__INSTRUCTIONS TO FOLLOW__. Collect each line containing "起到了退役军人生活水平得保障作用".

** begin RECORD EXTRACTS **

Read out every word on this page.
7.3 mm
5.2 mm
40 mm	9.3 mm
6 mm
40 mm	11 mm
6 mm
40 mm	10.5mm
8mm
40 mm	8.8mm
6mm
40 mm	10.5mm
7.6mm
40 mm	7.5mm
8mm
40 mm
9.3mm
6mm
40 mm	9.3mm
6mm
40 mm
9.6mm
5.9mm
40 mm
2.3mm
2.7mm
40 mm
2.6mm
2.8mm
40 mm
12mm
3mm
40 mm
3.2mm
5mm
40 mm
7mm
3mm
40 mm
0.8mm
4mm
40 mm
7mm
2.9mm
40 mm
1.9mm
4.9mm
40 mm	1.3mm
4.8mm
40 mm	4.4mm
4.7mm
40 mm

** end RECORD EXTRACTS **
** begin RECORD EXTRACTS **

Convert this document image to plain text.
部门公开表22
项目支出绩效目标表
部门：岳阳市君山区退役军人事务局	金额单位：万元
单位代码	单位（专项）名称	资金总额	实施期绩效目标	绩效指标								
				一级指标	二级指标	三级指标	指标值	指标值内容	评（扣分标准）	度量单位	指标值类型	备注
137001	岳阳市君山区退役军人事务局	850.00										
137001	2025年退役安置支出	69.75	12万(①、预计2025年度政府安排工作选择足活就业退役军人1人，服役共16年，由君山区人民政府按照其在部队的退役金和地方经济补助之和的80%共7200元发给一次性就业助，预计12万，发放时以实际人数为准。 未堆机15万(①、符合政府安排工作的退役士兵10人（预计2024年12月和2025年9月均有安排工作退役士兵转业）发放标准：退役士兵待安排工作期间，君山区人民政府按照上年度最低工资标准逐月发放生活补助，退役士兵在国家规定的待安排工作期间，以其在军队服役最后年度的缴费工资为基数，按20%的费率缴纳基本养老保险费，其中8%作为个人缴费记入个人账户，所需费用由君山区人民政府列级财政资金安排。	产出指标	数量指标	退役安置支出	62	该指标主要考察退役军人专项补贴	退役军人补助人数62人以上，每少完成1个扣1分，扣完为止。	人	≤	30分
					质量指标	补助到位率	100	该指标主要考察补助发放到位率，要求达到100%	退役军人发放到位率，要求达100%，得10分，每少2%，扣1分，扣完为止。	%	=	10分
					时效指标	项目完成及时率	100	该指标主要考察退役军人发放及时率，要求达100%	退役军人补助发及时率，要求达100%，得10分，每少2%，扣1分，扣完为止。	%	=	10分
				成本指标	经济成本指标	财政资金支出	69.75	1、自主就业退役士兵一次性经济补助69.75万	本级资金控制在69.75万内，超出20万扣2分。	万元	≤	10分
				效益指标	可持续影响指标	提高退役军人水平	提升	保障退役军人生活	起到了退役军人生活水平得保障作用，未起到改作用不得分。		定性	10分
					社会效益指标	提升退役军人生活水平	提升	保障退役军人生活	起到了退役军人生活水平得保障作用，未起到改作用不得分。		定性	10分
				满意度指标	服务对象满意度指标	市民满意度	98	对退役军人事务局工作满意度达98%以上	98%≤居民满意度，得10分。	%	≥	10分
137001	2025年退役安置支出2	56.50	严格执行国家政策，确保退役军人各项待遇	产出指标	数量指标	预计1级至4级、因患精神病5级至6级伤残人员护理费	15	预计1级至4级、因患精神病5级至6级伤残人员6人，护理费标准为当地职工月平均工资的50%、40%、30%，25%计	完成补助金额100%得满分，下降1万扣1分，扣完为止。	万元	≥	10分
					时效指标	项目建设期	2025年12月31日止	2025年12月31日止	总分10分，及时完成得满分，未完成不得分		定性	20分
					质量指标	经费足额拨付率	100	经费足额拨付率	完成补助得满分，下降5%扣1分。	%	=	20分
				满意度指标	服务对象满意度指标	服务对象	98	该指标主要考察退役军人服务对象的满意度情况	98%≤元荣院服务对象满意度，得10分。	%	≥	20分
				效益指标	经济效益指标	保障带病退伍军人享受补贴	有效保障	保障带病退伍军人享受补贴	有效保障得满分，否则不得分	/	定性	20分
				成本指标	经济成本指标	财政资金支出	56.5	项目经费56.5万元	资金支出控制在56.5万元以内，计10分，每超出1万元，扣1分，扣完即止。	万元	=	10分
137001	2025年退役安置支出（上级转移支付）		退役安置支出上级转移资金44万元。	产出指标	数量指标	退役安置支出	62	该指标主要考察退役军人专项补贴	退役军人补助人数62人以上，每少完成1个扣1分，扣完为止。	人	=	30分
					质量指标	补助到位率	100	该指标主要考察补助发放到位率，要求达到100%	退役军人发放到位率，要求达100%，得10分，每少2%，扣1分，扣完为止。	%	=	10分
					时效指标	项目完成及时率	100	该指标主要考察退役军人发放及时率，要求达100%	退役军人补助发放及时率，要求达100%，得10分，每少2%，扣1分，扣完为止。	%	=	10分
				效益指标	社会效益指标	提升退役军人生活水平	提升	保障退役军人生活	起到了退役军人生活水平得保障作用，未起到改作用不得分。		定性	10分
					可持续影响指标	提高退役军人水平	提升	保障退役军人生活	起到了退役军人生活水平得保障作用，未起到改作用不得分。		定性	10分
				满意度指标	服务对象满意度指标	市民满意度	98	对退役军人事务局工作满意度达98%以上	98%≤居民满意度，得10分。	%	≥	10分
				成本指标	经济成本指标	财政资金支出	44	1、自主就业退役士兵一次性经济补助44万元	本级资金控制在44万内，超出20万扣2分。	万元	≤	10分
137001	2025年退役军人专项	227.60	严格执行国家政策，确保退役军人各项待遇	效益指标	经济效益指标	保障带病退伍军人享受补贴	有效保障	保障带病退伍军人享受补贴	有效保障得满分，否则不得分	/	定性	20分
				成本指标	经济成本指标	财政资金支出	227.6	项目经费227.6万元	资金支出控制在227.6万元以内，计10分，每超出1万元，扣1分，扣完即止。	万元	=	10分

** end RECORD EXTRACTS **

__THE COMPLETED TASK__.
				效益指标	可持续影响指标	提高退役军人水平	提升	保障退役军人生活	起到了退役军人生活水平得保障作用，未起到改作用不得分。		定性	10分
					社会效益指标	提升退役军人生活水平	提升	保障退役军人生活	起到了退役军人生活水平得保障作用，未起到改作用不得分。		定性	10分
				效益指标	社会效益指标	提升退役军人生活水平	提升	保障退役军人生活	起到了退役军人生活水平得保障作用，未起到改作用不得分。		定性	10分
					可持续影响指标	提高退役军人水平	提升	保障退役军人生活	起到了退役军人生活水平得保障作用，未起到改作用不得分。		定性	10分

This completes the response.